**JOB:**
Repeat the listing in full. Nothing may be added or left out.

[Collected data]
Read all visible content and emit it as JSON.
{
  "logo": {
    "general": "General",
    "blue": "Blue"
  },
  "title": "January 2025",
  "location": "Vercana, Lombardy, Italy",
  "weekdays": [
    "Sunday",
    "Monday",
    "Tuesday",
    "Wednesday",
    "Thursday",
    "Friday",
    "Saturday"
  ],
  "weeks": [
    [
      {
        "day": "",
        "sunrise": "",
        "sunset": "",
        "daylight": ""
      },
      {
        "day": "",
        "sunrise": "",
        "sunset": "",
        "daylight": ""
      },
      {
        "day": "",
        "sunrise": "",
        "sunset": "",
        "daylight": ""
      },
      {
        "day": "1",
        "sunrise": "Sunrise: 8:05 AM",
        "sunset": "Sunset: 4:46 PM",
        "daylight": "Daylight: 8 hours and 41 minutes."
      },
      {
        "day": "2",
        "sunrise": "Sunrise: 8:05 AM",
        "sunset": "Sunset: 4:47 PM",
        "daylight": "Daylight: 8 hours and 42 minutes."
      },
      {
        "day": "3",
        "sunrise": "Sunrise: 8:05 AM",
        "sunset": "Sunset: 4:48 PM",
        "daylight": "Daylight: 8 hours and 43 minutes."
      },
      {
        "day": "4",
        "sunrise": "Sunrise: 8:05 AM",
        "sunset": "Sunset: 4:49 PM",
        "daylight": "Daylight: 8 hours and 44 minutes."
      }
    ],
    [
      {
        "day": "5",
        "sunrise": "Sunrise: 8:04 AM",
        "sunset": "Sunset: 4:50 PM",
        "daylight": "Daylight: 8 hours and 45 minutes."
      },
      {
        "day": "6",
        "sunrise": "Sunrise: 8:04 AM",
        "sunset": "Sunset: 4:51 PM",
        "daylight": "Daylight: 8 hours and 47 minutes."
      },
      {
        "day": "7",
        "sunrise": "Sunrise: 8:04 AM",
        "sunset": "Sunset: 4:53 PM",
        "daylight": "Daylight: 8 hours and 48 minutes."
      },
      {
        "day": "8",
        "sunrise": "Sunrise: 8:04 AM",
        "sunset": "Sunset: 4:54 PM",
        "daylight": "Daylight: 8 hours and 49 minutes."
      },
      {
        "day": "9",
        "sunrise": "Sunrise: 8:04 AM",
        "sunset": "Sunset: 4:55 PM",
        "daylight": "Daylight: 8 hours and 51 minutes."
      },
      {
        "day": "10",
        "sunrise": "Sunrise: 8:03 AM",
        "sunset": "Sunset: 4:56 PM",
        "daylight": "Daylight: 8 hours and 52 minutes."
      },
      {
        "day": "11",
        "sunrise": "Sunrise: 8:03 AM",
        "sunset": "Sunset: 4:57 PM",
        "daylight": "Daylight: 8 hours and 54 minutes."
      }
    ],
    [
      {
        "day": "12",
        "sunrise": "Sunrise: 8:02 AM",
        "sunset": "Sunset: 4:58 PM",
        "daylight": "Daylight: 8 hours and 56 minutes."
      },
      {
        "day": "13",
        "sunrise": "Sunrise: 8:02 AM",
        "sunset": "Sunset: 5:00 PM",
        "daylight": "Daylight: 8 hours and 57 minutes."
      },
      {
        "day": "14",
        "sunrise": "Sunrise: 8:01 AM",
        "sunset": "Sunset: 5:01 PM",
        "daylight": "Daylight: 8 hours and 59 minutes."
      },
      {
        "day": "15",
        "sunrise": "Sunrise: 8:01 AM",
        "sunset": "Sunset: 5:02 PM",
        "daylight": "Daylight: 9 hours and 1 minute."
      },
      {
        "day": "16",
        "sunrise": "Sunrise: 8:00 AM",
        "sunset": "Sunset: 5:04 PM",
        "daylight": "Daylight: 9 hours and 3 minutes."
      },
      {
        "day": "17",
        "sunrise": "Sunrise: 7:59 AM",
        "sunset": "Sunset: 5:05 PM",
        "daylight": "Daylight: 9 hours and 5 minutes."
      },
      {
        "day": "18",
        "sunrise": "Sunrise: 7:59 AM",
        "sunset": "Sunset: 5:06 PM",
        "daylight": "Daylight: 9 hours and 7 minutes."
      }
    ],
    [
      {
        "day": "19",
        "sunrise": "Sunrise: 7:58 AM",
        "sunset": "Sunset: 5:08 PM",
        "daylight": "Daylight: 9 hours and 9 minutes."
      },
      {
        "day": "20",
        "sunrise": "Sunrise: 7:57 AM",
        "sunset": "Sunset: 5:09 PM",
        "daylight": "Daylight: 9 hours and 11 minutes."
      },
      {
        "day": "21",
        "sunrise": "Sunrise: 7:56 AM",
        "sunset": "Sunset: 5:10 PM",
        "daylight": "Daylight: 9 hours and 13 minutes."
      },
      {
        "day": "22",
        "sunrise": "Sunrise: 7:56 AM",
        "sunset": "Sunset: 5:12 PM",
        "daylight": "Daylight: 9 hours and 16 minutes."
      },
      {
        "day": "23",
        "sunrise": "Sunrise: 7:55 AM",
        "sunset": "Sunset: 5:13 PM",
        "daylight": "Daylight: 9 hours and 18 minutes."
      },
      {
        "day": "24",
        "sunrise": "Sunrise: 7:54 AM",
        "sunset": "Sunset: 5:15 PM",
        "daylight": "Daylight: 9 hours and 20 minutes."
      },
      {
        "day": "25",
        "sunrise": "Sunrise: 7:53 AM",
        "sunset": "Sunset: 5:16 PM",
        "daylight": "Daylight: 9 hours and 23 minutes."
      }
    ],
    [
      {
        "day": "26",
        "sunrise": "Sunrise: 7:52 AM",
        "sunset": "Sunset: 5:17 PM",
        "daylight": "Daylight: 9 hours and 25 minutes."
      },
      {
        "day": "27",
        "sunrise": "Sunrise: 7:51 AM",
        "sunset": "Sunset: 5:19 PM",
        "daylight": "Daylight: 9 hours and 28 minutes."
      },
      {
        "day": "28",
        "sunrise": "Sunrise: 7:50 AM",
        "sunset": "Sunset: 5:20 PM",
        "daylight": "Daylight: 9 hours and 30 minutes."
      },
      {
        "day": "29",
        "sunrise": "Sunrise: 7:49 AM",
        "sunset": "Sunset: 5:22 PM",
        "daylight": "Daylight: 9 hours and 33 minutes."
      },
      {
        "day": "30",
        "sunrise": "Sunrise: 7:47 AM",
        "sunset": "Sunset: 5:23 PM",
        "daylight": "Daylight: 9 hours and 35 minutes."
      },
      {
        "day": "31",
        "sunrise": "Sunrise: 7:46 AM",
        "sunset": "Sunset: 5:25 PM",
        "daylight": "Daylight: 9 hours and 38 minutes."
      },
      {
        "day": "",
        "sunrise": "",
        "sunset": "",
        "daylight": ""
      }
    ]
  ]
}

**RESPONSE FOR THIS EXERCISE:**
Read all visible content and emit it as JSON.
{
  "logo": {
    "general": "General",
    "blue": "Blue"
  },
  "title": "January 2025",
  "location": "Vercana, Lombardy, Italy",
  "weekdays": [
    "Sunday",
    "Monday",
    "Tuesday",
    "Wednesday",
    "Thursday",
    "Friday",
    "Saturday"
  ],
  "weeks": [
    [
      {
        "day": "",
        "sunrise": "",
        "sunset": "",
        "daylight": ""
      },
      {
        "day": "",
        "sunrise": "",
        "sunset": "",
        "daylight": ""
      },
      {
        "day": "",
        "sunrise": "",
        "sunset": "",
        "daylight": ""
      },
      {
        "day": "1",
        "sunrise": "Sunrise: 8:05 AM",
        "sunset": "Sunset: 4:46 PM",
        "daylight": "Daylight: 8 hours and 41 minutes."
      },
      {
        "day": "2",
        "sunrise": "Sunrise: 8:05 AM",
        "sunset": "Sunset: 4:47 PM",
        "daylight": "Daylight: 8 hours and 42 minutes."
      },
      {
        "day": "3",
        "sunrise": "Sunrise: 8:05 AM",
        "sunset": "Sunset: 4:48 PM",
        "daylight": "Daylight: 8 hours and 43 minutes."
      },
      {
        "day": "4",
        "sunrise": "Sunrise: 8:05 AM",
        "sunset": "Sunset: 4:49 PM",
        "daylight": "Daylight: 8 hours and 44 minutes."
      }
    ],
    [
      {
        "day": "5",
        "sunrise": "Sunrise: 8:04 AM",
        "sunset": "Sunset: 4:50 PM",
        "daylight": "Daylight: 8 hours and 45 minutes."
      },
      {
        "day": "6",
        "sunrise": "Sunrise: 8:04 AM",
        "sunset": "Sunset: 4:51 PM",
        "daylight": "Daylight: 8 hours and 47 minutes."
      },
      {
        "day": "7",
        "sunrise": "Sunrise: 8:04 AM",
        "sunset": "Sunset: 4:53 PM",
        "daylight": "Daylight: 8 hours and 48 minutes."
      },
      {
        "day": "8",
        "sunrise": "Sunrise: 8:04 AM",
        "sunset": "Sunset: 4:54 PM",
        "daylight": "Daylight: 8 hours and 49 minutes."
      },
      {
        "day": "9",
        "sunrise": "Sunrise: 8:04 AM",
        "sunset": "Sunset: 4:55 PM",
        "daylight": "Daylight: 8 hours and 51 minutes."
      },
      {
        "day": "10",
        "sunrise": "Sunrise: 8:03 AM",
        "sunset": "Sunset: 4:56 PM",
        "daylight": "Daylight: 8 hours and 52 minutes."
      },
      {
        "day": "11",
        "sunrise": "Sunrise: 8:03 AM",
        "sunset": "Sunset: 4:57 PM",
        "daylight": "Daylight: 8 hours and 54 minutes."
      }
    ],
    [
      {
        "day": "12",
        "sunrise": "Sunrise: 8:02 AM",
        "sunset": "Sunset: 4:58 PM",
        "daylight": "Daylight: 8 hours and 56 minutes."
      },
      {
        "day": "13",
        "sunrise": "Sunrise: 8:02 AM",
        "sunset": "Sunset: 5:00 PM",
        "daylight": "Daylight: 8 hours and 57 minutes."
      },
      {
        "day": "14",
        "sunrise": "Sunrise: 8:01 AM",
        "sunset": "Sunset: 5:01 PM",
        "daylight": "Daylight: 8 hours and 59 minutes."
      },
      {
        "day": "15",
        "sunrise": "Sunrise: 8:01 AM",
        "sunset": "Sunset: 5:02 PM",
        "daylight": "Daylight: 9 hours and 1 minute."
      },
      {
        "day": "16",
        "sunrise": "Sunrise: 8:00 AM",
        "sunset": "Sunset: 5:04 PM",
        "daylight": "Daylight: 9 hours and 3 minutes."
      },
      {
        "day": "17",
        "sunrise": "Sunrise: 7:59 AM",
        "sunset": "Sunset: 5:05 PM",
        "daylight": "Daylight: 9 hours and 5 minutes."
      },
      {
        "day": "18",
        "sunrise": "Sunrise: 7:59 AM",
        "sunset": "Sunset: 5:06 PM",
        "daylight": "Daylight: 9 hours and 7 minutes."
      }
    ],
    [
      {
        "day": "19",
        "sunrise": "Sunrise: 7:58 AM",
        "sunset": "Sunset: 5:08 PM",
        "daylight": "Daylight: 9 hours and 9 minutes."
      },
      {
        "day": "20",
        "sunrise": "Sunrise: 7:57 AM",
        "sunset": "Sunset: 5:09 PM",
        "daylight": "Daylight: 9 hours and 11 minutes."
      },
      {
        "day": "21",
        "sunrise": "Sunrise: 7:56 AM",
        "sunset": "Sunset: 5:10 PM",
        "daylight": "Daylight: 9 hours and 13 minutes."
      },
      {
        "day": "22",
        "sunrise": "Sunrise: 7:56 AM",
        "sunset": "Sunset: 5:12 PM",
        "daylight": "Daylight: 9 hours and 16 minutes."
      },
      {
        "day": "23",
        "sunrise": "Sunrise: 7:55 AM",
        "sunset": "Sunset: 5:13 PM",
        "daylight": "Daylight: 9 hours and 18 minutes."
      },
      {
        "day": "24",
        "sunrise": "Sunrise: 7:54 AM",
        "sunset": "Sunset: 5:15 PM",
        "daylight": "Daylight: 9 hours and 20 minutes."
      },
      {
        "day": "25",
        "sunrise": "Sunrise: 7:53 AM",
        "sunset": "Sunset: 5:16 PM",
        "daylight": "Daylight: 9 hours and 23 minutes."
      }
    ],
    [
      {
        "day": "26",
        "sunrise": "Sunrise: 7:52 AM",
        "sunset": "Sunset: 5:17 PM",
        "daylight": "Daylight: 9 hours and 25 minutes."
      },
      {
        "day": "27",
        "sunrise": "Sunrise: 7:51 AM",
        "sunset": "Sunset: 5:19 PM",
        "daylight": "Daylight: 9 hours and 28 minutes."
      },
      {
        "day": "28",
        "sunrise": "Sunrise: 7:50 AM",
        "sunset": "Sunset: 5:20 PM",
        "daylight": "Daylight: 9 hours and 30 minutes."
      },
      {
        "day": "29",
        "sunrise": "Sunrise: 7:49 AM",
        "sunset": "Sunset: 5:22 PM",
        "daylight": "Daylight: 9 hours and 33 minutes."
      },
      {
        "day": "30",
        "sunrise": "Sunrise: 7:47 AM",
        "sunset": "Sunset: 5:23 PM",
        "daylight": "Daylight: 9 hours and 35 minutes."
      },
      {
        "day": "31",
        "sunrise": "Sunrise: 7:46 AM",
        "sunset": "Sunset: 5:25 PM",
        "daylight": "Daylight: 9 hours and 38 minutes."
      },
      {
        "day": "",
        "sunrise": "",
        "sunset": "",
        "daylight": ""
      }
    ]
  ]
}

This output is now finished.